> [Short exercise]: Copy out all the lines in the records that include the word "source".

> [Available records]:

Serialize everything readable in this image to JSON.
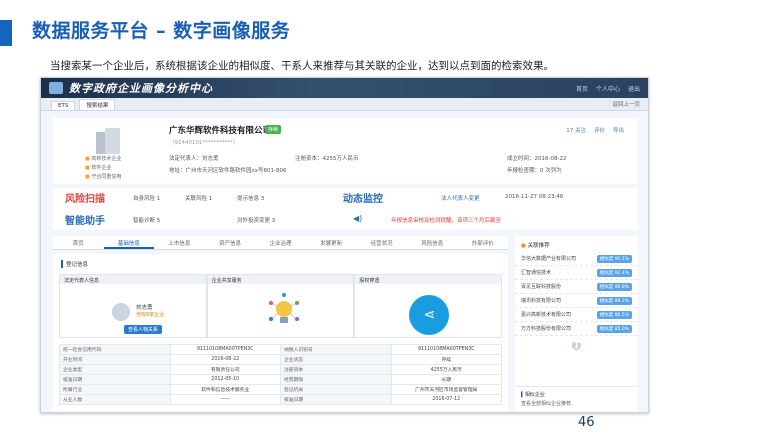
{
  "slide": {
    "title": "数据服务平台 – 数字画像服务",
    "subtitle": "当搜索某一个企业后，系统根据该企业的相似度、干系人来推荐与其关联的企业，达到以点到面的检索效果。",
    "page_number": "46"
  },
  "app": {
    "title": "数字政府企业画像分析中心",
    "header_links": [
      "首页",
      "个人中心",
      "退出"
    ],
    "tabs": [
      "ETS",
      "搜索结果"
    ],
    "tab_right": "返回上一页"
  },
  "company": {
    "name": "广东华辉软件科技有限公司",
    "badge": "存续",
    "credit_code": "（91440101***********）",
    "tags": [
      "高新技术企业",
      "软件企业",
      "守合同重信用"
    ],
    "legal_rep": "法定代表人：刘志勇",
    "reg_capital": "注册资本：4255万人民币",
    "est_date": "成立时间：2016-08-22",
    "address": "地址：广州市天河区软件路软件园xx号801-806",
    "actions": [
      "17 关注",
      "评价",
      "导出"
    ],
    "update": "年报检查期：0 次列为"
  },
  "risk": {
    "scan_title": "风险扫描",
    "scan_items": [
      "自身风险 1",
      "关联风险 1",
      "提示信息 3"
    ],
    "monitor_title": "动态监控",
    "monitor_item": "法人代表人变更",
    "monitor_time": "2016-11-27 08:23:46",
    "assist_title": "智能助手",
    "assist_items": [
      "智能诊断 5",
      "对外投资变更 3"
    ],
    "assist_alert": "年报信息审核及检测提醒，该项三个月后截至"
  },
  "nav_tabs": [
    "首页",
    "基础信息",
    "上市信息",
    "资产信息",
    "企业治理",
    "发展更新",
    "经营状况",
    "风险信息",
    "外部评价"
  ],
  "main": {
    "section": "登记信息",
    "cards": [
      "法定代表人信息",
      "企业共享服务",
      "股权穿透"
    ],
    "person_name": "刘志勇",
    "person_company": "他有8家企业",
    "person_button": "查看人物关系",
    "table": [
      [
        "统一社会信用代码",
        "91110108MA00TPEN3C",
        "纳税人识别号",
        "91110108MA00TPEN3C"
      ],
      [
        "开业时间",
        "2016-08-22",
        "企业状态",
        "存续"
      ],
      [
        "企业类型",
        "有限责任公司",
        "注册资本",
        "4255万人民币"
      ],
      [
        "核准日期",
        "2012-05-10",
        "经营期限",
        "长期"
      ],
      [
        "所属行业",
        "软件和信息技术服务业",
        "登记机关",
        "广州市天河区市场监督管理局"
      ],
      [
        "从业人数",
        "——",
        "核准日期",
        "2016-07-12"
      ]
    ]
  },
  "side": {
    "title": "关联推荐",
    "items": [
      {
        "name": "华信大数据产业有限公司",
        "score": "相似度 95.1%"
      },
      {
        "name": "汇智通信技术",
        "score": "相似度 92.4%"
      },
      {
        "name": "百见互联科技股份",
        "score": "相似度 90.8%"
      },
      {
        "name": "瑞讯科技有限公司",
        "score": "相似度 88.2%"
      },
      {
        "name": "嘉兴高新技术有限公司",
        "score": "相似度 86.5%"
      },
      {
        "name": "万方科技股份有限公司",
        "score": "相似度 85.0%"
      }
    ],
    "more": "更多",
    "box_title": "相似企业",
    "box_line": "查看全部相似企业推荐"
  }
}
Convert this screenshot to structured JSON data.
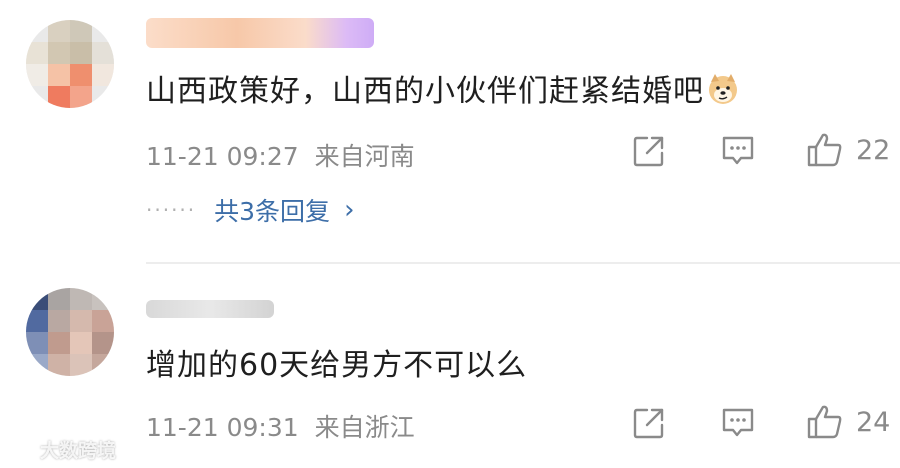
{
  "comments": [
    {
      "text": "山西政策好，山西的小伙伴们赶紧结婚吧",
      "emoji": "doge-emoji",
      "date": "11-21 09:27",
      "location": "来自河南",
      "likes": "22",
      "replies_label": "共3条回复",
      "replies_dots": "······"
    },
    {
      "text": "增加的60天给男方不可以么",
      "date": "11-21 09:31",
      "location": "来自浙江",
      "likes": "24"
    }
  ],
  "icons": {
    "share": "share-icon",
    "comment": "comment-icon",
    "like": "thumbs-up-icon"
  },
  "colors": {
    "text": "#1f1f1f",
    "meta": "#8a8a8a",
    "link": "#3d6ea8",
    "username_blur_a": "#f8c9a6",
    "username_blur_b": "#c9a3f5"
  },
  "watermark": {
    "text": "大数跨境"
  }
}
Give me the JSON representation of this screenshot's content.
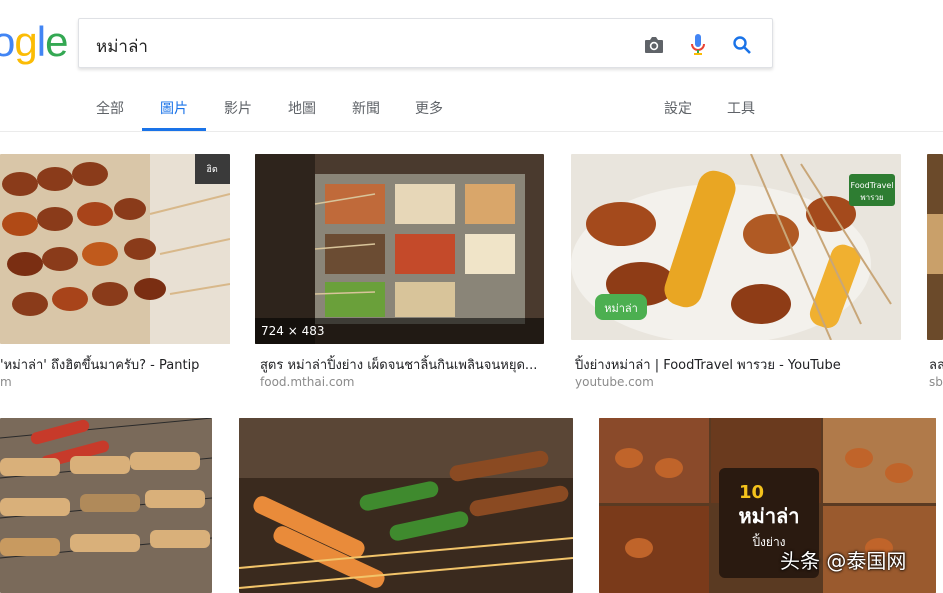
{
  "search": {
    "query": "หม่าล่า"
  },
  "tabs": [
    {
      "label": "全部"
    },
    {
      "label": "圖片"
    },
    {
      "label": "影片"
    },
    {
      "label": "地圖"
    },
    {
      "label": "新聞"
    },
    {
      "label": "更多"
    }
  ],
  "tools": {
    "settings": "設定",
    "tools": "工具"
  },
  "results": [
    {
      "title": "'หม่าล่า' ถึงฮิตขึ้นมาครับ? - Pantip",
      "source": "m"
    },
    {
      "title": "สูตร หม่าล่าปิ้งย่าง เผ็ดจนชาลิ้นกินเพลินจนหยุด...",
      "source": "food.mthai.com",
      "dims": "724 × 483"
    },
    {
      "title": "ปิ้งย่างหม่าล่า | FoodTravel พารวย - YouTube",
      "source": "youtube.com"
    },
    {
      "title": "ลล",
      "source": "sb"
    }
  ],
  "overlays": {
    "foodtravel_badge": "FoodTravel",
    "foodtravel_sub": "พารวย",
    "mala_tag": "หม่าล่า",
    "poster_num": "10",
    "poster_title": "หม่าล่า",
    "poster_sub": "ปิ้งย่าง",
    "pantip_tag": "ฮิต"
  },
  "watermark": "头条 @泰国网",
  "colors": {
    "accent": "#1a73e8",
    "title": "#202124",
    "source": "#8b8b8b"
  }
}
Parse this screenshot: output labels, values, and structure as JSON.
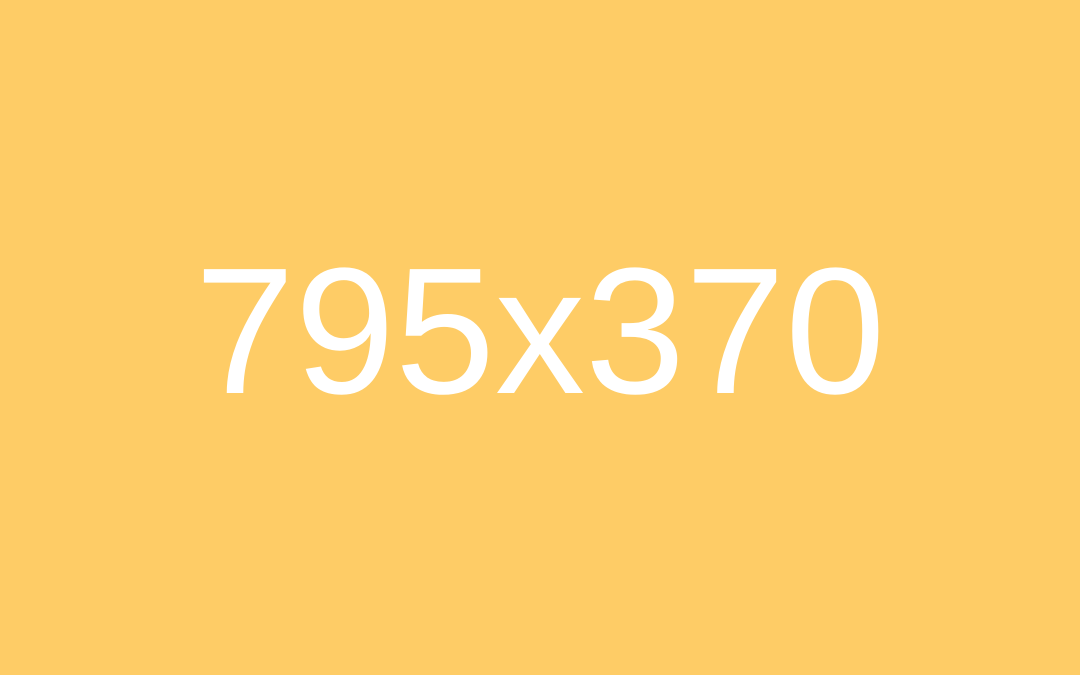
{
  "placeholder": {
    "label": "795x370",
    "background_color": "#FECC66",
    "text_color": "#FFFFFF"
  }
}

> [Exercise result]:
      "source": "m"
      "source": "food.mthai.com",
      "source": "youtube.com"
      "source": "sb"
    "source": "#8b8b8b"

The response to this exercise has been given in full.